- _WHAT TO DO_
Take each line containing "frequency" and report it exactly as written.
━━━━━━━━━━━━━━━━━━━━
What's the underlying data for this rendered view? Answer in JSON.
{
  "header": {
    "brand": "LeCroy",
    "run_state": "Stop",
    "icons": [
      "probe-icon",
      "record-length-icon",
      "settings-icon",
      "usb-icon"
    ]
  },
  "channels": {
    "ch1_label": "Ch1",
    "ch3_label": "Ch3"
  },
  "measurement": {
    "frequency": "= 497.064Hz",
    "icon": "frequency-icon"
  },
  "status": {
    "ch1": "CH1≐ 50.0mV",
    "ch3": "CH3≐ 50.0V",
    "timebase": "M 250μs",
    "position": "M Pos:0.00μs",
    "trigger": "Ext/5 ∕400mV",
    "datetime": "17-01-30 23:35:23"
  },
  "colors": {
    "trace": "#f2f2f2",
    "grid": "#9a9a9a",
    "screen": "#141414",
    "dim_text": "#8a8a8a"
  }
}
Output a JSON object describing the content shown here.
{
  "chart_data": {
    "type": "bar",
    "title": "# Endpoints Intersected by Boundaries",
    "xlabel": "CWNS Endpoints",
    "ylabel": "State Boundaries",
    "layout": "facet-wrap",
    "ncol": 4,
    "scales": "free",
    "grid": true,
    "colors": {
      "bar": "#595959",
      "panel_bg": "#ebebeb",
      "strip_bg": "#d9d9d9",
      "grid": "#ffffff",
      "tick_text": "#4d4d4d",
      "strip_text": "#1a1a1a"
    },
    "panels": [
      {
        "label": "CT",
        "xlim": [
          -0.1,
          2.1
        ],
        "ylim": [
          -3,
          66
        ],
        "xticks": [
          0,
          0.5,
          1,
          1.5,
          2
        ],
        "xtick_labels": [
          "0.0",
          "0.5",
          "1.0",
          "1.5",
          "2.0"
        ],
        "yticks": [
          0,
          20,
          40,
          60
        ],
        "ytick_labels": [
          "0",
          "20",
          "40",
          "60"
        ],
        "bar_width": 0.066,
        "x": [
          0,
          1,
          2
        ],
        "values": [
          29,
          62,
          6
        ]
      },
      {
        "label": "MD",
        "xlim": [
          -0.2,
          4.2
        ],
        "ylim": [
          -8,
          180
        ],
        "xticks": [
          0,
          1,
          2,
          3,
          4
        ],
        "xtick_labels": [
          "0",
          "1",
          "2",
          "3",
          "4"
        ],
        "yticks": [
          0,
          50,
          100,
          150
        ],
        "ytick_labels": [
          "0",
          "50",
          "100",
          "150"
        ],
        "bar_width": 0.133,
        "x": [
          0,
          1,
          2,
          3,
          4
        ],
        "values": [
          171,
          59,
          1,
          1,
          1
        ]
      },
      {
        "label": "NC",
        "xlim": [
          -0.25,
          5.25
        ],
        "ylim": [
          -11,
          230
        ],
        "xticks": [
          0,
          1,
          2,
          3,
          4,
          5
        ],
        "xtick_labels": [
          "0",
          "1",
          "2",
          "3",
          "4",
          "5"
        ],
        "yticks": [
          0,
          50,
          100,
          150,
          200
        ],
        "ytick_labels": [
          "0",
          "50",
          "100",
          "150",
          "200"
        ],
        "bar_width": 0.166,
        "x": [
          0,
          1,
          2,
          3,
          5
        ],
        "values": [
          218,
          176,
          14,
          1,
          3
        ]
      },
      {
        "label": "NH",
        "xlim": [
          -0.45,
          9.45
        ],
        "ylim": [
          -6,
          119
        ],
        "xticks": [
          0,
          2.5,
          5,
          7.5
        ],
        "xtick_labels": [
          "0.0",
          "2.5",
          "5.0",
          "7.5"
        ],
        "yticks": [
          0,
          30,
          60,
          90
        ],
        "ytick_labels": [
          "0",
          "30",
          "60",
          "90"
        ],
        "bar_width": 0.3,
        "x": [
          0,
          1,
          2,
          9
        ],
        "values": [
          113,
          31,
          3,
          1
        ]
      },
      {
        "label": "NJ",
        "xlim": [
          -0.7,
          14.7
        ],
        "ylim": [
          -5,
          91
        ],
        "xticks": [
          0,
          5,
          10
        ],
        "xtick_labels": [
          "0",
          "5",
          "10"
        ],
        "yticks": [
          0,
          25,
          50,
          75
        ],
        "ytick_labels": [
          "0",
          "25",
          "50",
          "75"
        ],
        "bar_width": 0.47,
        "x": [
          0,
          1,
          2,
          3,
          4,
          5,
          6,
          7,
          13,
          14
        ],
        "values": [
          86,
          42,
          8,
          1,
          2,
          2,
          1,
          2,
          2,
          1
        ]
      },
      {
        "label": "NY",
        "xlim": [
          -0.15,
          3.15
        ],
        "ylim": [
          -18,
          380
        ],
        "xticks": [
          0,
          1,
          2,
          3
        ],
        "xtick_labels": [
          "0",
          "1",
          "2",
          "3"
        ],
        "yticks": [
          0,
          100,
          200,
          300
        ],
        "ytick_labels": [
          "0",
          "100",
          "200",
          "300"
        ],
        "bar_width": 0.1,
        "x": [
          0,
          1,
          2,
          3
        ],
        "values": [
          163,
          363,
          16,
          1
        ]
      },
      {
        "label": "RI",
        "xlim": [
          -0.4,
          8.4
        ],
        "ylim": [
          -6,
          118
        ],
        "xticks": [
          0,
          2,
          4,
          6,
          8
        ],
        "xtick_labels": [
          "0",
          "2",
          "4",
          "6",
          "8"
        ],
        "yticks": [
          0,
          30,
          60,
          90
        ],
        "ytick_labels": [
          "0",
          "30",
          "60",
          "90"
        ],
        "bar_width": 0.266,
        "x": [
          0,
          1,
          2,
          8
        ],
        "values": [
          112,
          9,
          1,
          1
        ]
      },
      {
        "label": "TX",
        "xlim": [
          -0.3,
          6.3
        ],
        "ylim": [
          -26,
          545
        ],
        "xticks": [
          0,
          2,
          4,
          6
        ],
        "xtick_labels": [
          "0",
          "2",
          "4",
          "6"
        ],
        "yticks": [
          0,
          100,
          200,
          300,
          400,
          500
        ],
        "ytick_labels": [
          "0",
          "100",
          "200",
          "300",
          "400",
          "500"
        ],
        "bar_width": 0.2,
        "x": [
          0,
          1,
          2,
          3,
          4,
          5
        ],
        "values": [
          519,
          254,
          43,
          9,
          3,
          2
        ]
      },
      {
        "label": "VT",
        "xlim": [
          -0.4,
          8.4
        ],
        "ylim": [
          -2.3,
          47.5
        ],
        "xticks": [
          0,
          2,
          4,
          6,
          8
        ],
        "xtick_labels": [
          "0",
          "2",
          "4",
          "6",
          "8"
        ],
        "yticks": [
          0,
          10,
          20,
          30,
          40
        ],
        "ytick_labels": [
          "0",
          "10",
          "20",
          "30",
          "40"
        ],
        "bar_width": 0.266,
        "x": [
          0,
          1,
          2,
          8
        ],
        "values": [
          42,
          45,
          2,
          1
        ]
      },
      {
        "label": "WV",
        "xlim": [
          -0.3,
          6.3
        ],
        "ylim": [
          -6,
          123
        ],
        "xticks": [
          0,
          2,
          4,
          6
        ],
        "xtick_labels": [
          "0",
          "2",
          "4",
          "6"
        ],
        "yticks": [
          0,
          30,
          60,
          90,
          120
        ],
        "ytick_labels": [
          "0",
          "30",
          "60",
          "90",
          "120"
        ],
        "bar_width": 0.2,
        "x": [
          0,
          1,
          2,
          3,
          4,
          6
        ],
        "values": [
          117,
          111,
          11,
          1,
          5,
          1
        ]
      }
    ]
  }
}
━━━━━━━━━━━━━━━━━━━━
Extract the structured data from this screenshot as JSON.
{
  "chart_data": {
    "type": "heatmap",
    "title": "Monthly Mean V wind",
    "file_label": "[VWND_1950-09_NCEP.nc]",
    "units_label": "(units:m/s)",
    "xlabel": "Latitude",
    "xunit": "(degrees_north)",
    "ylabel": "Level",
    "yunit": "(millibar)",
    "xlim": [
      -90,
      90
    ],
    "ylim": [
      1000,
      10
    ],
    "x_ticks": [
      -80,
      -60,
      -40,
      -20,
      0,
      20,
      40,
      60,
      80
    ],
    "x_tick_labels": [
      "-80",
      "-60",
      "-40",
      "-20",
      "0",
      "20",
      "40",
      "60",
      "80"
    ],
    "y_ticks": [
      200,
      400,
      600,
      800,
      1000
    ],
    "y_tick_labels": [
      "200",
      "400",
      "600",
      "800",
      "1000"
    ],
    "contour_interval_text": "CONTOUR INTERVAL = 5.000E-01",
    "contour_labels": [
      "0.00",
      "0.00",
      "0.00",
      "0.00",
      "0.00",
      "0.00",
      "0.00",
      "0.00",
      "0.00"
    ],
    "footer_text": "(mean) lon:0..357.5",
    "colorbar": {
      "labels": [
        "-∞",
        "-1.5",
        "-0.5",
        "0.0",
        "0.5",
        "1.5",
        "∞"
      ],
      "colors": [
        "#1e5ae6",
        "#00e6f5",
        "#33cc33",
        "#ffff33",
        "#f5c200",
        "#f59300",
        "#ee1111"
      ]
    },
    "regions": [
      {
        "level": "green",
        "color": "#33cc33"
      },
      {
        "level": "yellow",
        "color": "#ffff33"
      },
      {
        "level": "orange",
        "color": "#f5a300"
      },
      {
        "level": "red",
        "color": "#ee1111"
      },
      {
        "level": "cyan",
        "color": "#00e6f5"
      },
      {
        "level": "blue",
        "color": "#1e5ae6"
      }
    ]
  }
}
━━━━━━━━━━━━━━━━━━━━
- _SOLUTION_
    "frequency": "= 497.064Hz",
    "icon": "frequency-icon"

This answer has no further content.